Records for the task:

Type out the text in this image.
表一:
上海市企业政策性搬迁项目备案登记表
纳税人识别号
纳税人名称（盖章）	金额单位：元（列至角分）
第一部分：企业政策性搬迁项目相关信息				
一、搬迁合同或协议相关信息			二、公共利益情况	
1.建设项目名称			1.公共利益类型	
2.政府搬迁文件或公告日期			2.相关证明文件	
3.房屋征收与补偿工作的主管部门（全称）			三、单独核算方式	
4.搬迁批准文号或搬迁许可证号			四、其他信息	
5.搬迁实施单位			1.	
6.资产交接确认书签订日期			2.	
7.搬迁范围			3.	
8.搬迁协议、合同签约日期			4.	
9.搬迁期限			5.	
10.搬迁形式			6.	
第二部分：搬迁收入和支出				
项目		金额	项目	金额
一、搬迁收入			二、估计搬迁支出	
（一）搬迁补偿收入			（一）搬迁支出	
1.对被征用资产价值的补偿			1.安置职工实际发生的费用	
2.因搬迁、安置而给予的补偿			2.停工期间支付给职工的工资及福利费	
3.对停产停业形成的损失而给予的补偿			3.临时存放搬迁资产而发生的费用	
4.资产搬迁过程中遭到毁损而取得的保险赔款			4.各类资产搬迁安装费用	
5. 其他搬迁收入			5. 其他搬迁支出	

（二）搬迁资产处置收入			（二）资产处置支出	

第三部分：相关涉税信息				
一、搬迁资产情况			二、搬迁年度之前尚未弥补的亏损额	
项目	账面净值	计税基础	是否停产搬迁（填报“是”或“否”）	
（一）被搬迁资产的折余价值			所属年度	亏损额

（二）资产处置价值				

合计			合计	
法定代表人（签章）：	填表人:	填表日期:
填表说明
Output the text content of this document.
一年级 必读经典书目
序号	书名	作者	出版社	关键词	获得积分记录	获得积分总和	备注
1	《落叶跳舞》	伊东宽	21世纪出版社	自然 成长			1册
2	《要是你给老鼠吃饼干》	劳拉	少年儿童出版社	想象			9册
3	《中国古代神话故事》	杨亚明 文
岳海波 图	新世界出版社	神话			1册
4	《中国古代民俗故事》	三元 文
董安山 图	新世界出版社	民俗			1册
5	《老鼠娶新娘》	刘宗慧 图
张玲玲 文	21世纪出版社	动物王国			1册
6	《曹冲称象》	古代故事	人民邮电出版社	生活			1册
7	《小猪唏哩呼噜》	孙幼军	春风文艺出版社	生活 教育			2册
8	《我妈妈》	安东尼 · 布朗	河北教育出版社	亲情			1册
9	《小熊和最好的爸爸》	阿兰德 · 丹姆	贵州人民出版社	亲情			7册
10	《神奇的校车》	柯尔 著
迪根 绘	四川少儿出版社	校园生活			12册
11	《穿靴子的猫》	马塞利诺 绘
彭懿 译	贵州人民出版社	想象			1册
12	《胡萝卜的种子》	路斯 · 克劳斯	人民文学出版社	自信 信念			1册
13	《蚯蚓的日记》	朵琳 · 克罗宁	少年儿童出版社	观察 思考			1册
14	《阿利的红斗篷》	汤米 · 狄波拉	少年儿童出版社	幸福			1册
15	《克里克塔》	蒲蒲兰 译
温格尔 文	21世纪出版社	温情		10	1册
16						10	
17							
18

Stated exercise:
Reproduce each entry word for word.

Written response:
Type out the text in this image.
表一:
上海市企业政策性搬迁项目备案登记表
纳税人识别号
纳税人名称（盖章）	金额单位：元（列至角分）
第一部分：企业政策性搬迁项目相关信息				
一、搬迁合同或协议相关信息			二、公共利益情况	
1.建设项目名称			1.公共利益类型	
2.政府搬迁文件或公告日期			2.相关证明文件	
3.房屋征收与补偿工作的主管部门（全称）			三、单独核算方式	
4.搬迁批准文号或搬迁许可证号			四、其他信息	
5.搬迁实施单位			1.	
6.资产交接确认书签订日期			2.	
7.搬迁范围			3.	
8.搬迁协议、合同签约日期			4.	
9.搬迁期限			5.	
10.搬迁形式			6.	
第二部分：搬迁收入和支出				
项目		金额	项目	金额
一、搬迁收入			二、估计搬迁支出	
（一）搬迁补偿收入			（一）搬迁支出	
1.对被征用资产价值的补偿			1.安置职工实际发生的费用	
2.因搬迁、安置而给予的补偿			2.停工期间支付给职工的工资及福利费	
3.对停产停业形成的损失而给予的补偿			3.临时存放搬迁资产而发生的费用	
4.资产搬迁过程中遭到毁损而取得的保险赔款			4.各类资产搬迁安装费用	
5. 其他搬迁收入			5. 其他搬迁支出	

（二）搬迁资产处置收入			（二）资产处置支出	

第三部分：相关涉税信息				
一、搬迁资产情况			二、搬迁年度之前尚未弥补的亏损额	
项目	账面净值	计税基础	是否停产搬迁（填报“是”或“否”）	
（一）被搬迁资产的折余价值			所属年度	亏损额

（二）资产处置价值				

合计			合计	
法定代表人（签章）：	填表人:	填表日期:
填表说明
Output the text content of this document.
一年级 必读经典书目
序号	书名	作者	出版社	关键词	获得积分记录	获得积分总和	备注
1	《落叶跳舞》	伊东宽	21世纪出版社	自然 成长			1册
2	《要是你给老鼠吃饼干》	劳拉	少年儿童出版社	想象			9册
3	《中国古代神话故事》	杨亚明 文
岳海波 图	新世界出版社	神话			1册
4	《中国古代民俗故事》	三元 文
董安山 图	新世界出版社	民俗			1册
5	《老鼠娶新娘》	刘宗慧 图
张玲玲 文	21世纪出版社	动物王国			1册
6	《曹冲称象》	古代故事	人民邮电出版社	生活			1册
7	《小猪唏哩呼噜》	孙幼军	春风文艺出版社	生活 教育			2册
8	《我妈妈》	安东尼 · 布朗	河北教育出版社	亲情			1册
9	《小熊和最好的爸爸》	阿兰德 · 丹姆	贵州人民出版社	亲情			7册
10	《神奇的校车》	柯尔 著
迪根 绘	四川少儿出版社	校园生活			12册
11	《穿靴子的猫》	马塞利诺 绘
彭懿 译	贵州人民出版社	想象			1册
12	《胡萝卜的种子》	路斯 · 克劳斯	人民文学出版社	自信 信念			1册
13	《蚯蚓的日记》	朵琳 · 克罗宁	少年儿童出版社	观察 思考			1册
14	《阿利的红斗篷》	汤米 · 狄波拉	少年儿童出版社	幸福			1册
15	《克里克塔》	蒲蒲兰 译
温格尔 文	21世纪出版社	温情		10	1册
16						10	
17							
18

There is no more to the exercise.